**JOB**: Quote exactly the lines from the one with "Extract all readable text from this page." to the end of the data, both included; omit the pictures.

**Data excerpts**:
## Start
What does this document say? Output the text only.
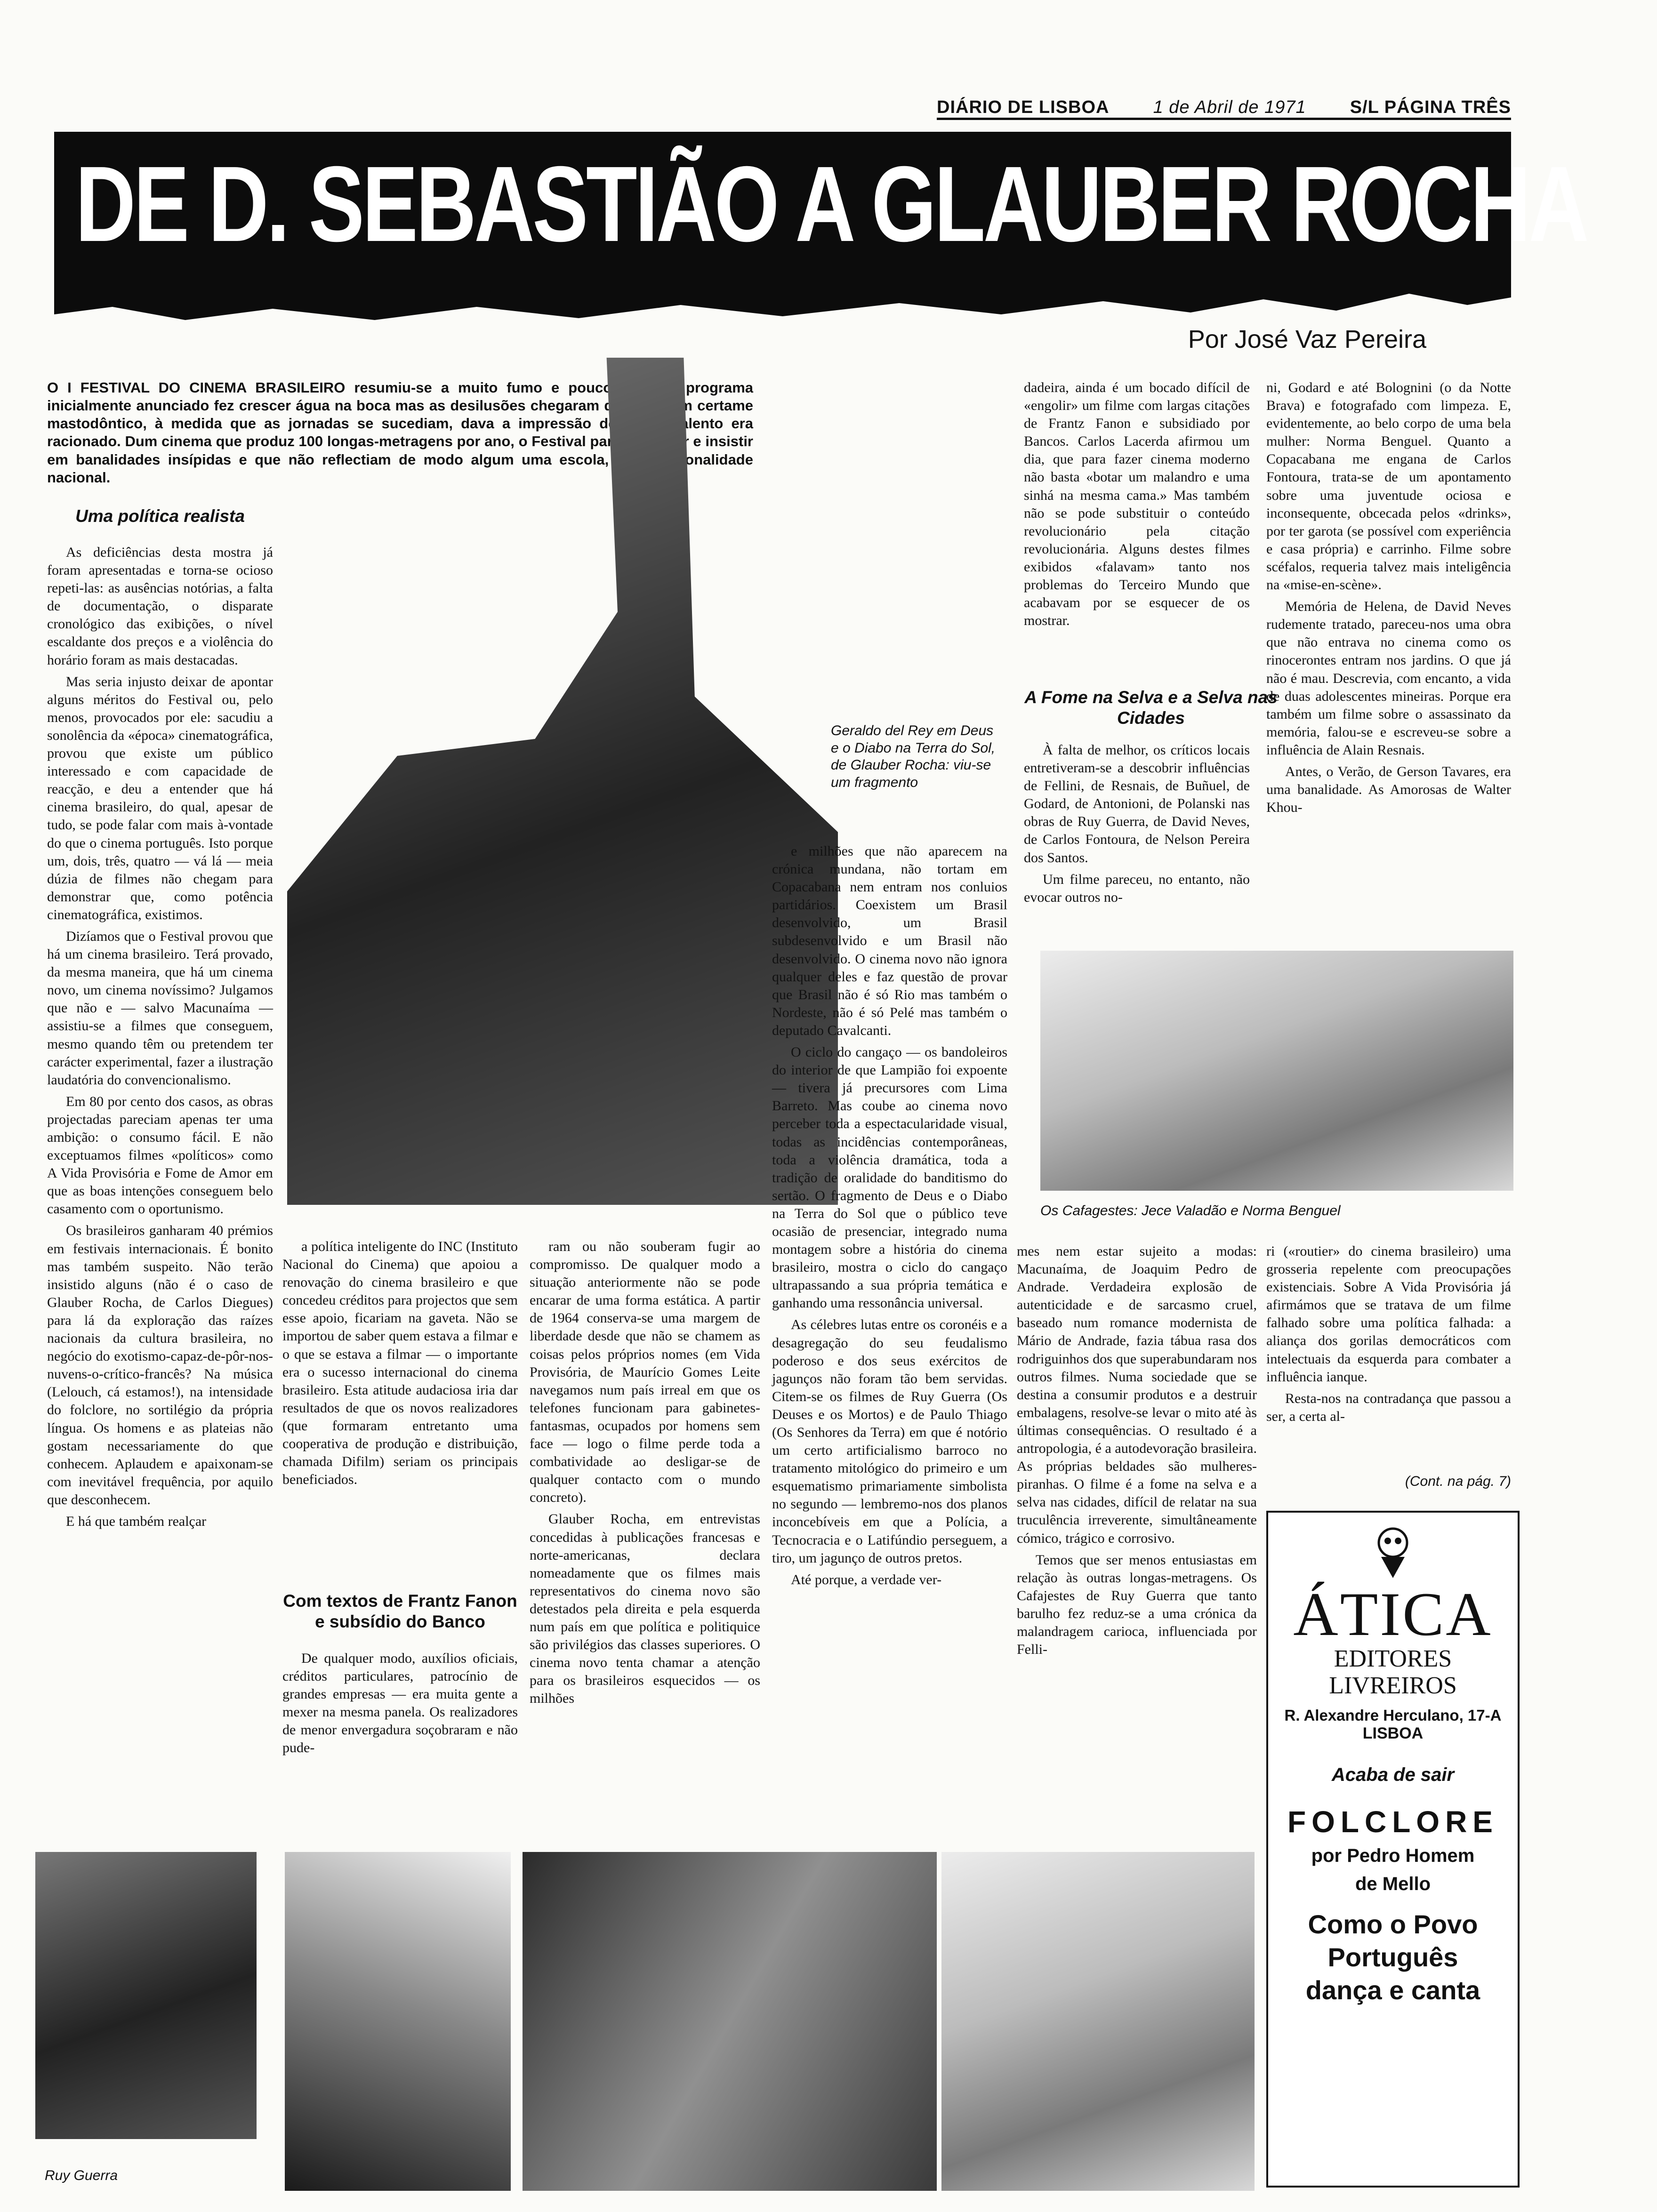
DIÁRIO DE LISBOA 1 de Abril de 1971 S/L PÁGINA TRÊS
DE D. SEBASTIÃO A GLAUBER ROCHA
Por José Vaz Pereira
O I FESTIVAL DO CINEMA BRASILEIRO resumiu-se a muito fumo e pouco fogo. O programa inicialmente anunciado fez crescer água na boca mas as desilusões chegaram depois. Num certame mastodôntico, à medida que as jornadas se sucediam, dava a impressão de que o talento era racionado. Dum cinema que produz 100 longas-metragens por ano, o Festival parecia teimar e insistir em banalidades insípidas e que não reflectiam de modo algum uma escola, uma personalidade nacional.
Geraldo del Rey em Deus e o Diabo na Terra do Sol, de Glauber Rocha: viu-se um fragmento
Uma política realista

As deficiências desta mostra já foram apresentadas e torna-se ocioso repeti-las: as ausências notórias, a falta de documentação, o disparate cronológico das exibições, o nível escaldante dos preços e a violência do horário foram as mais destacadas.

Mas seria injusto deixar de apontar alguns méritos do Festival ou, pelo menos, provocados por ele: sacudiu a sonolência da «época» cinematográfica, provou que existe um público interessado e com capacidade de reacção, e deu a entender que há cinema brasileiro, do qual, apesar de tudo, se pode falar com mais à-vontade do que o cinema português. Isto porque um, dois, três, quatro — vá lá — meia dúzia de filmes não chegam para demonstrar que, como potência cinematográfica, existimos.

Dizíamos que o Festival provou que há um cinema brasileiro. Terá provado, da mesma maneira, que há um cinema novo, um cinema novíssimo? Julgamos que não e — salvo Macunaíma — assistiu-se a filmes que conseguem, mesmo quando têm ou pretendem ter carácter experimental, fazer a ilustração laudatória do convencionalismo.

Em 80 por cento dos casos, as obras projectadas pareciam apenas ter uma ambição: o consumo fácil. E não exceptuamos filmes «políticos» como A Vida Provisória e Fome de Amor em que as boas intenções conseguem belo casamento com o oportunismo.

Os brasileiros ganharam 40 prémios em festivais internacionais. É bonito mas também suspeito. Não terão insistido alguns (não é o caso de Glauber Rocha, de Carlos Diegues) para lá da exploração das raízes nacionais da cultura brasileira, no negócio do exotismo-capaz-de-pôr-nos-nuvens-o-crítico-francês? Na música (Lelouch, cá estamos!), na intensidade do folclore, no sortilégio da própria língua. Os homens e as plateias não gostam necessariamente do que conhecem. Aplaudem e apaixonam-se com inevitável frequência, por aquilo que desconhecem.

E há que também realçar

a política inteligente do INC (Instituto Nacional do Cinema) que apoiou a renovação do cinema brasileiro e que concedeu créditos para projectos que sem esse apoio, ficariam na gaveta. Não se importou de saber quem estava a filmar e o que se estava a filmar — o importante era o sucesso internacional do cinema brasileiro. Esta atitude audaciosa iria dar resultados de que os novos realizadores (que formaram entretanto uma cooperativa de produção e distribuição, chamada Difilm) seriam os principais beneficiados.

Com textos de Frantz Fanon e subsídio do Banco

De qualquer modo, auxílios oficiais, créditos particulares, patrocínio de grandes empresas — era muita gente a mexer na mesma panela. Os realizadores de menor envergadura soçobraram e não pude-

ram ou não souberam fugir ao compromisso. De qualquer modo a situação anteriormente não se pode encarar de uma forma estática. A partir de 1964 conserva-se uma margem de liberdade desde que não se chamem as coisas pelos próprios nomes (em Vida Provisória, de Maurício Gomes Leite navegamos num país irreal em que os telefones funcionam para gabinetes-fantasmas, ocupados por homens sem face — logo o filme perde toda a combatividade ao desligar-se de qualquer contacto com o mundo concreto).

Glauber Rocha, em entrevistas concedidas à publicações francesas e norte-americanas, declara nomeadamente que os filmes mais representativos do cinema novo são detestados pela direita e pela esquerda num país em que política e politiquice são privilégios das classes superiores. O cinema novo tenta chamar a atenção para os brasileiros esquecidos — os milhões

e milhões que não aparecem na crónica mundana, não tortam em Copacabana nem entram nos conluios partidários. Coexistem um Brasil desenvolvido, um Brasil subdesenvolvido e um Brasil não desenvolvido. O cinema novo não ignora qualquer deles e faz questão de provar que Brasil não é só Rio mas também o Nordeste, não é só Pelé mas também o deputado Cavalcanti.

O ciclo do cangaço — os bandoleiros do interior de que Lampião foi expoente — tivera já precursores com Lima Barreto. Mas coube ao cinema novo perceber toda a espectacularidade visual, todas as incidências contemporâneas, toda a violência dramática, toda a tradição de oralidade do banditismo do sertão. O fragmento de Deus e o Diabo na Terra do Sol que o público teve ocasião de presenciar, integrado numa montagem sobre a história do cinema brasileiro, mostra o ciclo do cangaço ultrapassando a sua própria temática e ganhando uma ressonância universal.

As célebres lutas entre os coronéis e a desagregação do seu feudalismo poderoso e dos seus exércitos de jagunços não foram tão bem servidas. Citem-se os filmes de Ruy Guerra (Os Deuses e os Mortos) e de Paulo Thiago (Os Senhores da Terra) em que é notório um certo artificialismo barroco no tratamento mitológico do primeiro e um esquematismo primariamente simbolista no segundo — lembremo-nos dos planos inconcebíveis em que a Polícia, a Tecnocracia e o Latifúndio perseguem, a tiro, um jagunço de outros pretos.

Até porque, a verdade ver-

dadeira, ainda é um bocado difícil de «engolir» um filme com largas citações de Frantz Fanon e subsidiado por Bancos. Carlos Lacerda afirmou um dia, que para fazer cinema moderno não basta «botar um malandro e uma sinhá na mesma cama.» Mas também não se pode substituir o conteúdo revolucionário pela citação revolucionária. Alguns destes filmes exibidos «falavam» tanto nos problemas do Terceiro Mundo que acabavam por se esquecer de os mostrar.

A Fome na Selva e a Selva nas Cidades

À falta de melhor, os críticos locais entretiveram-se a descobrir influências de Fellini, de Resnais, de Buñuel, de Godard, de Antonioni, de Polanski nas obras de Ruy Guerra, de David Neves, de Carlos Fontoura, de Nelson Pereira dos Santos.

Um filme pareceu, no entanto, não evocar outros no-

ni, Godard e até Bolognini (o da Notte Brava) e fotografado com limpeza. E, evidentemente, ao belo corpo de uma bela mulher: Norma Benguel. Quanto a Copacabana me engana de Carlos Fontoura, trata-se de um apontamento sobre uma juventude ociosa e inconsequente, obcecada pelos «drinks», por ter garota (se possível com experiência e casa própria) e carrinho. Filme sobre scéfalos, requeria talvez mais inteligência na «mise-en-scène».

Memória de Helena, de David Neves rudemente tratado, pareceu-nos uma obra que não entrava no cinema como os rinocerontes entram nos jardins. O que já não é mau. Descrevia, com encanto, a vida de duas adolescentes mineiras. Porque era também um filme sobre o assassinato da memória, falou-se e escreveu-se sobre a influência de Alain Resnais.

Antes, o Verão, de Gerson Tavares, era uma banalidade. As Amorosas de Walter Khou-

Os Cafagestes: Jece Valadão e Norma Benguel

mes nem estar sujeito a modas: Macunaíma, de Joaquim Pedro de Andrade. Verdadeira explosão de autenticidade e de sarcasmo cruel, baseado num romance modernista de Mário de Andrade, fazia tábua rasa dos rodriguinhos dos que superabundaram nos outros filmes. Numa sociedade que se destina a consumir produtos e a destruir embalagens, resolve-se levar o mito até às últimas consequências. O resultado é a antropologia, é a autodevoração brasileira. As próprias beldades são mulheres-piranhas. O filme é a fome na selva e a selva nas cidades, difícil de relatar na sua truculência irreverente, simultâneamente cómico, trágico e corrosivo.

Temos que ser menos entusiastas em relação às outras longas-metragens. Os Cafajestes de Ruy Guerra que tanto barulho fez reduz-se a uma crónica da malandragem carioca, influenciada por Felli-

ri («routier» do cinema brasileiro) uma grosseria repelente com preocupações existenciais. Sobre A Vida Provisória já afirmámos que se tratava de um filme falhado sobre uma política falhada: a aliança dos gorilas democráticos com intelectuais da esquerda para combater a influência ianque.

Resta-nos na contradança que passou a ser, a certa al-

(Cont. na pág. 7)
ÁTICA
EDITORES LIVREIROS
R. Alexandre Herculano, 17-A
LISBOA
Acaba de sair
FOLCLORE
por Pedro Homem
de Mello
Como o Povo
Português
dança e canta
Ruy Guerra
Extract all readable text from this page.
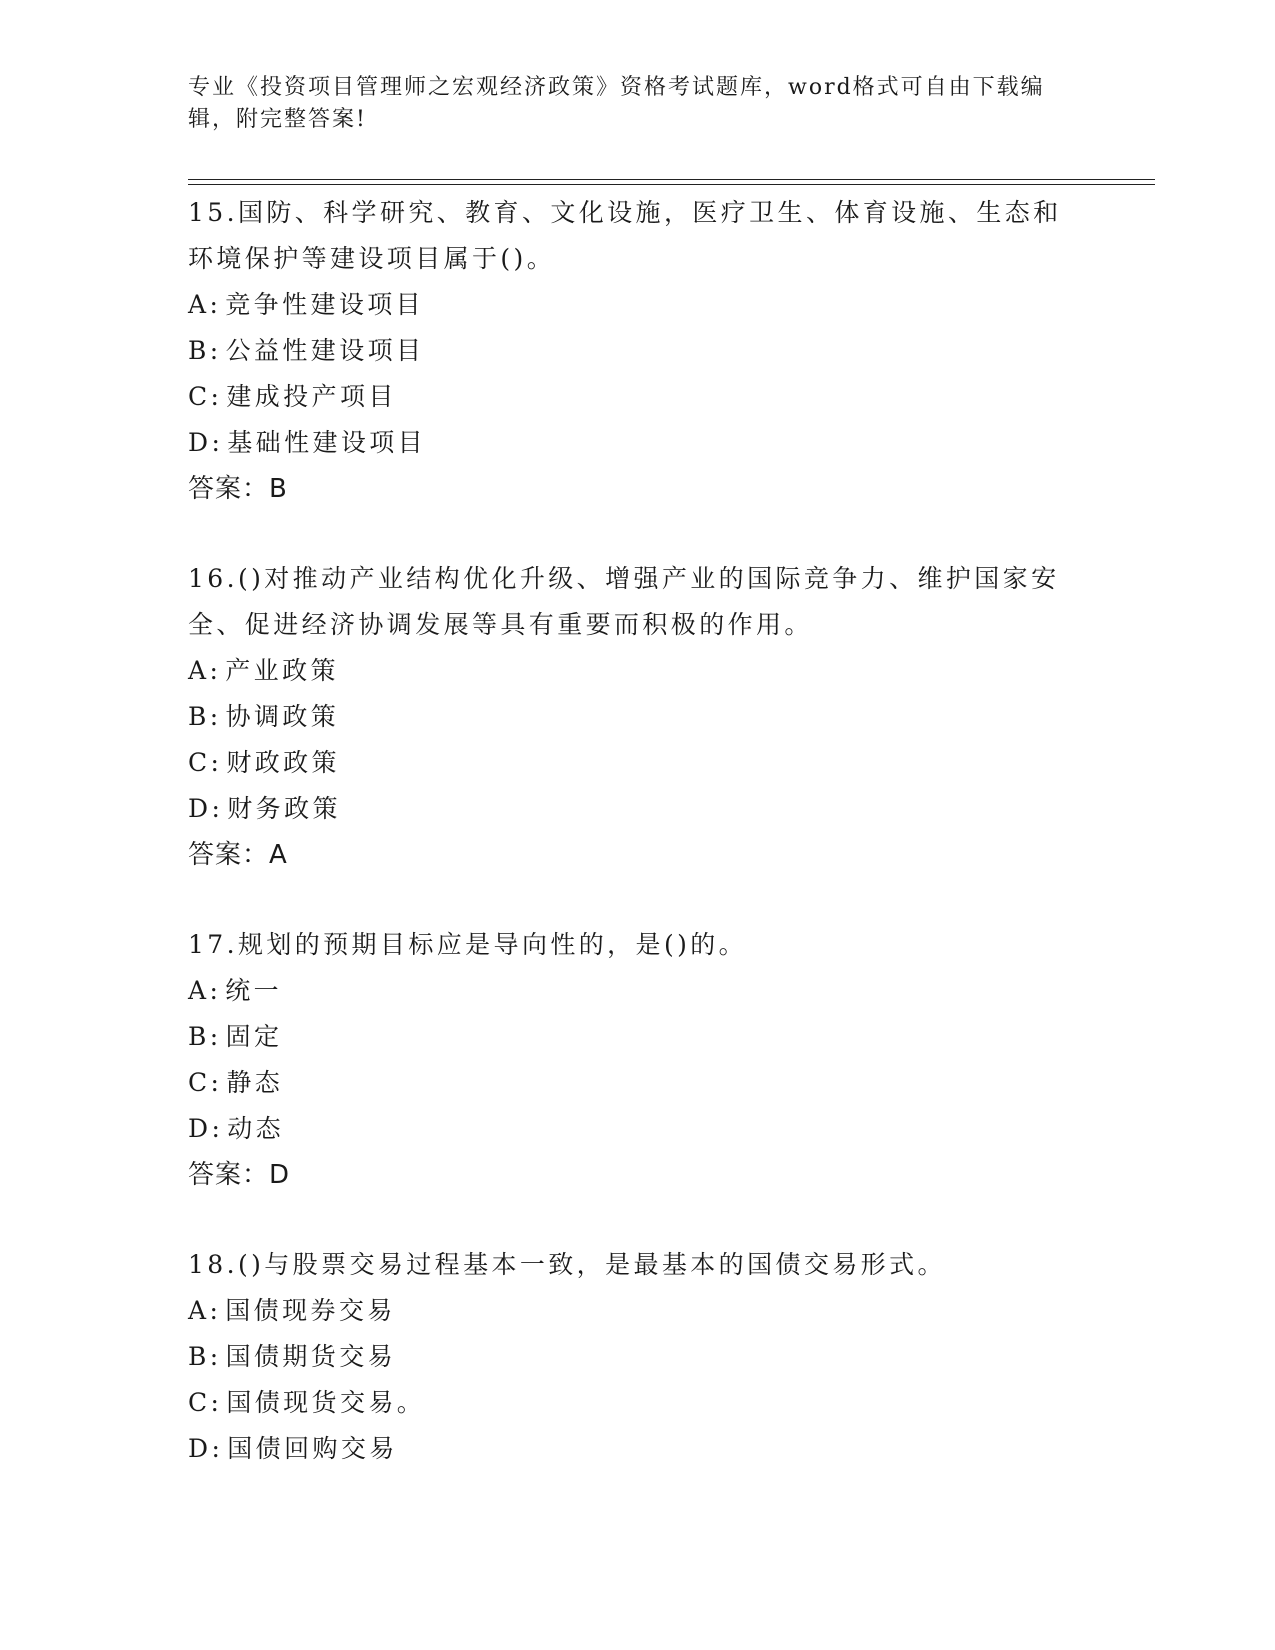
专业《投资项目管理师之宏观经济政策》资格考试题库，word格式可自由下载编辑，附完整答案!
15.国防、科学研究、教育、文化设施，医疗卫生、体育设施、生态和环境保护等建设项目属于()。
A: 竞争性建设项目
B: 公益性建设项目
C: 建成投产项目
D: 基础性建设项目
答案：B
16.()对推动产业结构优化升级、增强产业的国际竞争力、维护国家安全、促进经济协调发展等具有重要而积极的作用。
A: 产业政策
B: 协调政策
C: 财政政策
D: 财务政策
答案：A
17.规划的预期目标应是导向性的，是()的。
A: 统一
B: 固定
C: 静态
D: 动态
答案：D
18.()与股票交易过程基本一致，是最基本的国债交易形式。
A: 国债现券交易
B: 国债期货交易
C: 国债现货交易。
D: 国债回购交易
## End
**TASK RESPONSE**:
Extract all readable text from this page.
专业《投资项目管理师之宏观经济政策》资格考试题库，word格式可自由下载编辑，附完整答案!
15.国防、科学研究、教育、文化设施，医疗卫生、体育设施、生态和环境保护等建设项目属于()。
A: 竞争性建设项目
B: 公益性建设项目
C: 建成投产项目
D: 基础性建设项目
答案：B
16.()对推动产业结构优化升级、增强产业的国际竞争力、维护国家安全、促进经济协调发展等具有重要而积极的作用。
A: 产业政策
B: 协调政策
C: 财政政策
D: 财务政策
答案：A
17.规划的预期目标应是导向性的，是()的。
A: 统一
B: 固定
C: 静态
D: 动态
答案：D
18.()与股票交易过程基本一致，是最基本的国债交易形式。
A: 国债现券交易
B: 国债期货交易
C: 国债现货交易。
D: 国债回购交易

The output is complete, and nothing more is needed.